--- begin Material provided ---

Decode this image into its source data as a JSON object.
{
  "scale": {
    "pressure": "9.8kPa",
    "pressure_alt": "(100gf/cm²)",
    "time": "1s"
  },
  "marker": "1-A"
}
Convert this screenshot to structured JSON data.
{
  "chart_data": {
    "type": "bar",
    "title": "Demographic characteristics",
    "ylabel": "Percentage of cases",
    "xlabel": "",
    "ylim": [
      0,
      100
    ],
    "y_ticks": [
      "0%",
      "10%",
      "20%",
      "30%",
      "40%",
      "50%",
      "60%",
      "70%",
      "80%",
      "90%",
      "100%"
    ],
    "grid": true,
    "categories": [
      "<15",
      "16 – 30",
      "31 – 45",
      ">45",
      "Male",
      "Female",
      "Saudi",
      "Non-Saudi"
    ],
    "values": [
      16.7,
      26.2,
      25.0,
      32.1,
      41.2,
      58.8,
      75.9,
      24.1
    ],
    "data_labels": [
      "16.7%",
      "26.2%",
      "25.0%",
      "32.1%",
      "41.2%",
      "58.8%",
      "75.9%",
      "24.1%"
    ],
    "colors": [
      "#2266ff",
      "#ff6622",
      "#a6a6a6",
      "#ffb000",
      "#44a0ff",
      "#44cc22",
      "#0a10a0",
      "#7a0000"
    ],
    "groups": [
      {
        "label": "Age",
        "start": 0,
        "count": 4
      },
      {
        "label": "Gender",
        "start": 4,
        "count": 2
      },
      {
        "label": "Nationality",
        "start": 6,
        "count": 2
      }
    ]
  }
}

--- end Material provided ---

## [Exercise]
Among the records above, how many lines carry the string "JSON"? Reply with the number alone.

## [Output below]
2